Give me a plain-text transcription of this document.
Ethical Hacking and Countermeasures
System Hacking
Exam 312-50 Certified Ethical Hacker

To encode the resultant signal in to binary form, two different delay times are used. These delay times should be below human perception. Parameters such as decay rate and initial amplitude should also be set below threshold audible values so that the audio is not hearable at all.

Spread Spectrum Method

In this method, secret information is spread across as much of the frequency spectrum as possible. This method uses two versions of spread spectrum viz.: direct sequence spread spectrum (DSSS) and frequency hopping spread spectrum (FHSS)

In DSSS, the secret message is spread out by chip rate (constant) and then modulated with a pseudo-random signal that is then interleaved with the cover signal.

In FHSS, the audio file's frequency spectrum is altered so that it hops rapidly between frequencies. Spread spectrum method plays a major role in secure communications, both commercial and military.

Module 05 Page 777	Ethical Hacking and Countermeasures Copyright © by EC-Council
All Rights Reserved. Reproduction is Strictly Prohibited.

□ □ □ □ □ □ □

• **EXERCISE GOAL**:
Among the entries above, identify all lines with "that" and copy them.

• **IN RESPONSE**:
To encode the resultant signal in to binary form, two different delay times are used. These delay times should be below human perception. Parameters such as decay rate and initial amplitude should also be set below threshold audible values so that the audio is not hearable at all.
In DSSS, the secret message is spread out by chip rate (constant) and then modulated with a pseudo-random signal that is then interleaved with the cover signal.
In FHSS, the audio file's frequency spectrum is altered so that it hops rapidly between frequencies. Spread spectrum method plays a major role in secure communications, both commercial and military.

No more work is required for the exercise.